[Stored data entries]
━━━━━━

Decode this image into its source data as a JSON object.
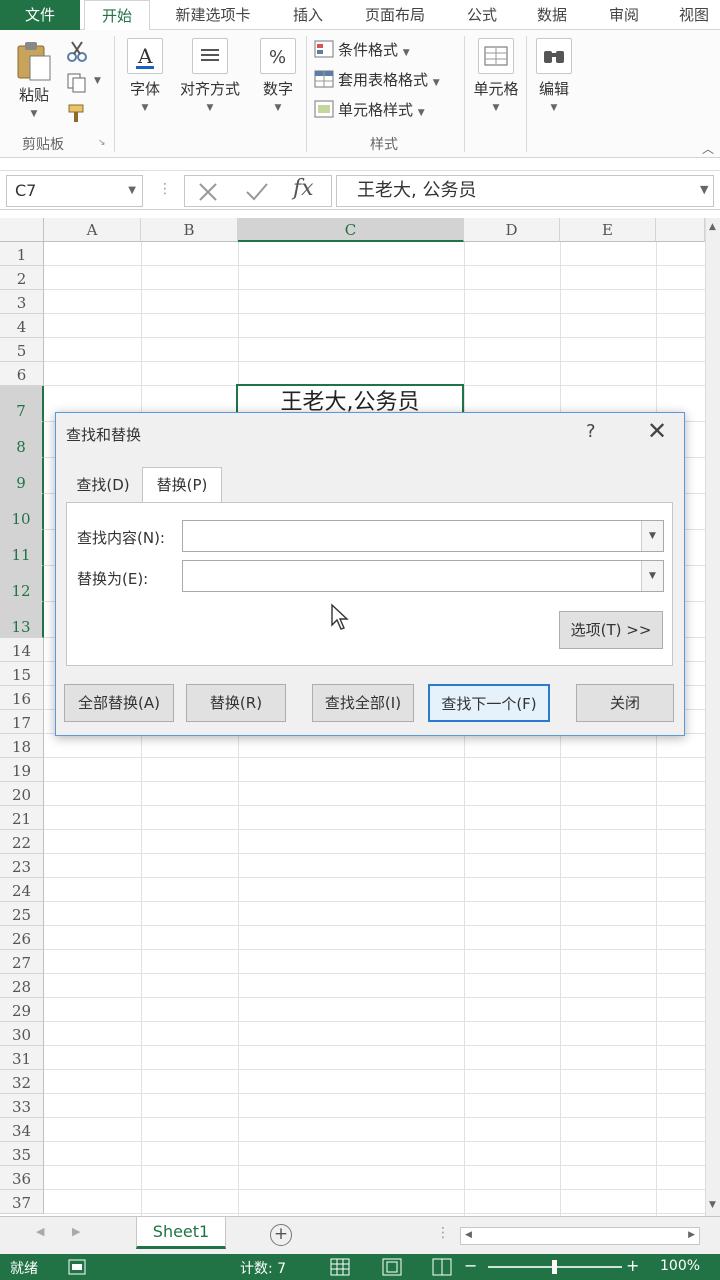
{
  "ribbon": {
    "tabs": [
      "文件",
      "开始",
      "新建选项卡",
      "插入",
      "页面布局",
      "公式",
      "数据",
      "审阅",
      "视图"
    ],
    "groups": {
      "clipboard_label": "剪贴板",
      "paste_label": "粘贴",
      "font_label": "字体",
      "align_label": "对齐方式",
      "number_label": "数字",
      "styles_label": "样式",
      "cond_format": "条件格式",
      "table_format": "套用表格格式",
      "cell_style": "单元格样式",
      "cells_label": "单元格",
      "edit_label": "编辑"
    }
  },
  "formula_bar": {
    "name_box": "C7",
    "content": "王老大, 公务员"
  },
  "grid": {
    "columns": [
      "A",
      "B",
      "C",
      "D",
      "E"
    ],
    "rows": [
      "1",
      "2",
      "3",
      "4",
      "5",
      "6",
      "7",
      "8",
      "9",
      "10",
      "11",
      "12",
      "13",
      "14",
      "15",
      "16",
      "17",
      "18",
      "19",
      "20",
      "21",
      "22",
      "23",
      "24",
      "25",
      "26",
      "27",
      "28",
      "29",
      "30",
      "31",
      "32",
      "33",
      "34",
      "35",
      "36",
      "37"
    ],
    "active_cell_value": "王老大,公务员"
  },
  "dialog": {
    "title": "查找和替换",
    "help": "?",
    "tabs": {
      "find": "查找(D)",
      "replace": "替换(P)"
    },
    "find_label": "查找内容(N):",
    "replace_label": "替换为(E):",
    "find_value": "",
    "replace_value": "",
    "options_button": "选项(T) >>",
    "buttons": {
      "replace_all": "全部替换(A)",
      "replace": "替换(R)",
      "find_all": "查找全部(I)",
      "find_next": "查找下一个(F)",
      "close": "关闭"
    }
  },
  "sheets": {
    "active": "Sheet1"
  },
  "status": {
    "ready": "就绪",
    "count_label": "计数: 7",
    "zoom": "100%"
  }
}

━━━━━━

Pictures excluded, quote all the data above exactly.

Decode this image into its source data as a JSON object.
{
  "ribbon": {
    "tabs": [
      "文件",
      "开始",
      "新建选项卡",
      "插入",
      "页面布局",
      "公式",
      "数据",
      "审阅",
      "视图"
    ],
    "groups": {
      "clipboard_label": "剪贴板",
      "paste_label": "粘贴",
      "font_label": "字体",
      "align_label": "对齐方式",
      "number_label": "数字",
      "styles_label": "样式",
      "cond_format": "条件格式",
      "table_format": "套用表格格式",
      "cell_style": "单元格样式",
      "cells_label": "单元格",
      "edit_label": "编辑"
    }
  },
  "formula_bar": {
    "name_box": "C7",
    "content": "王老大, 公务员"
  },
  "grid": {
    "columns": [
      "A",
      "B",
      "C",
      "D",
      "E"
    ],
    "rows": [
      "1",
      "2",
      "3",
      "4",
      "5",
      "6",
      "7",
      "8",
      "9",
      "10",
      "11",
      "12",
      "13",
      "14",
      "15",
      "16",
      "17",
      "18",
      "19",
      "20",
      "21",
      "22",
      "23",
      "24",
      "25",
      "26",
      "27",
      "28",
      "29",
      "30",
      "31",
      "32",
      "33",
      "34",
      "35",
      "36",
      "37"
    ],
    "active_cell_value": "王老大,公务员"
  },
  "dialog": {
    "title": "查找和替换",
    "help": "?",
    "tabs": {
      "find": "查找(D)",
      "replace": "替换(P)"
    },
    "find_label": "查找内容(N):",
    "replace_label": "替换为(E):",
    "find_value": "",
    "replace_value": "",
    "options_button": "选项(T) >>",
    "buttons": {
      "replace_all": "全部替换(A)",
      "replace": "替换(R)",
      "find_all": "查找全部(I)",
      "find_next": "查找下一个(F)",
      "close": "关闭"
    }
  },
  "sheets": {
    "active": "Sheet1"
  },
  "status": {
    "ready": "就绪",
    "count_label": "计数: 7",
    "zoom": "100%"
  }
}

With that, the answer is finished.